EXERCISE DETAILS
Which lines hold the word "JSON"? Show each of them.
+++++
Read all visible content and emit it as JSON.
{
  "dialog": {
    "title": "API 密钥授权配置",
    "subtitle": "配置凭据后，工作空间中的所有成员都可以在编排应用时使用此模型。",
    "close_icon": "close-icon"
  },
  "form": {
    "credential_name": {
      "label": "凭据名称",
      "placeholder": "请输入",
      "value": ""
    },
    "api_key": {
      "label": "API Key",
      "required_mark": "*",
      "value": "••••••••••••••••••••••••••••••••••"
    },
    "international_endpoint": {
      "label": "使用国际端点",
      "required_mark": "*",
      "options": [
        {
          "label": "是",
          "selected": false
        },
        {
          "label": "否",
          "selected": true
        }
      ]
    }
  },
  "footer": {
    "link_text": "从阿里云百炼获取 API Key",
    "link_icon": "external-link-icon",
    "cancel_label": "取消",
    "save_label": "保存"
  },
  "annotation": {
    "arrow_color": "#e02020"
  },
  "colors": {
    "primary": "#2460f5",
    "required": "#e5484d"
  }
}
+++++
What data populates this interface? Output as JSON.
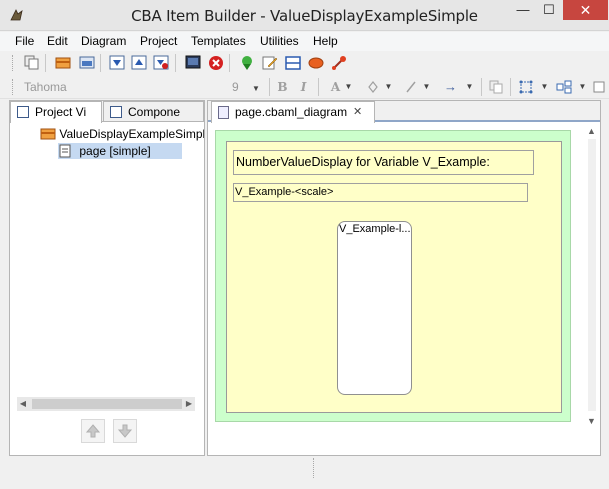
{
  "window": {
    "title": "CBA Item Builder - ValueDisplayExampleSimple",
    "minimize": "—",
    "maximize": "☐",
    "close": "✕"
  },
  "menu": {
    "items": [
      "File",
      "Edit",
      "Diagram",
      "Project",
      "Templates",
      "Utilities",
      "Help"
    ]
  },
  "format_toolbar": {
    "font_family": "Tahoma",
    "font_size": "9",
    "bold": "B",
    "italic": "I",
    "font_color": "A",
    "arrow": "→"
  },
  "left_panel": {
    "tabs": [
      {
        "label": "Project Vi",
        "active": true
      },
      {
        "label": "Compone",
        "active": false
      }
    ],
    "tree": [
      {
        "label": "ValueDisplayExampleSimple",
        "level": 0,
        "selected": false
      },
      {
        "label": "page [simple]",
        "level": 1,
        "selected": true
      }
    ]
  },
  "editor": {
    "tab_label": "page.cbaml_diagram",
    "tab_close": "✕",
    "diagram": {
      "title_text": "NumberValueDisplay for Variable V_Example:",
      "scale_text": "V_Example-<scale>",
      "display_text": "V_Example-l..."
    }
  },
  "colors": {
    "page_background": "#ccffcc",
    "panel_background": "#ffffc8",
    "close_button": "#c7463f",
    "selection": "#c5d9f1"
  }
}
+++++
RESULT
Read all visible content and emit it as JSON.
What data populates this interface? Output as JSON.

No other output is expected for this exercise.